- [Problem details]: Print out each entry below exactly, please.

- [Records provided]:
········

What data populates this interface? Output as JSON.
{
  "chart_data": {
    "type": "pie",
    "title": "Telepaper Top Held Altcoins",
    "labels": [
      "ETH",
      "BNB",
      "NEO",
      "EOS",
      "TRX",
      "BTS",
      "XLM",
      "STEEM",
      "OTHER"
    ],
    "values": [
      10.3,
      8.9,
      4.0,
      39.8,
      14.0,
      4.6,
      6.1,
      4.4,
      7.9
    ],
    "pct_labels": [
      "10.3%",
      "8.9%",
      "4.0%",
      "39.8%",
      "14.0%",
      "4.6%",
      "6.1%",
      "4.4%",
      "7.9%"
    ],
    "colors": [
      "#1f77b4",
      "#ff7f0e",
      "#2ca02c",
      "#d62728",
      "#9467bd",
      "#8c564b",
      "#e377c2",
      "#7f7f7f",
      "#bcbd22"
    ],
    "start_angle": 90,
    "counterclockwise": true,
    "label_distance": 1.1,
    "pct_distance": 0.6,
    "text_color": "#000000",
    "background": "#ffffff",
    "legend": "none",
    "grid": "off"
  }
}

········

- [Full solution]:
What data populates this interface? Output as JSON.
{
  "chart_data": {
    "type": "pie",
    "title": "Telepaper Top Held Altcoins",
    "labels": [
      "ETH",
      "BNB",
      "NEO",
      "EOS",
      "TRX",
      "BTS",
      "XLM",
      "STEEM",
      "OTHER"
    ],
    "values": [
      10.3,
      8.9,
      4.0,
      39.8,
      14.0,
      4.6,
      6.1,
      4.4,
      7.9
    ],
    "pct_labels": [
      "10.3%",
      "8.9%",
      "4.0%",
      "39.8%",
      "14.0%",
      "4.6%",
      "6.1%",
      "4.4%",
      "7.9%"
    ],
    "colors": [
      "#1f77b4",
      "#ff7f0e",
      "#2ca02c",
      "#d62728",
      "#9467bd",
      "#8c564b",
      "#e377c2",
      "#7f7f7f",
      "#bcbd22"
    ],
    "start_angle": 90,
    "counterclockwise": true,
    "label_distance": 1.1,
    "pct_distance": 0.6,
    "text_color": "#000000",
    "background": "#ffffff",
    "legend": "none",
    "grid": "off"
  }
}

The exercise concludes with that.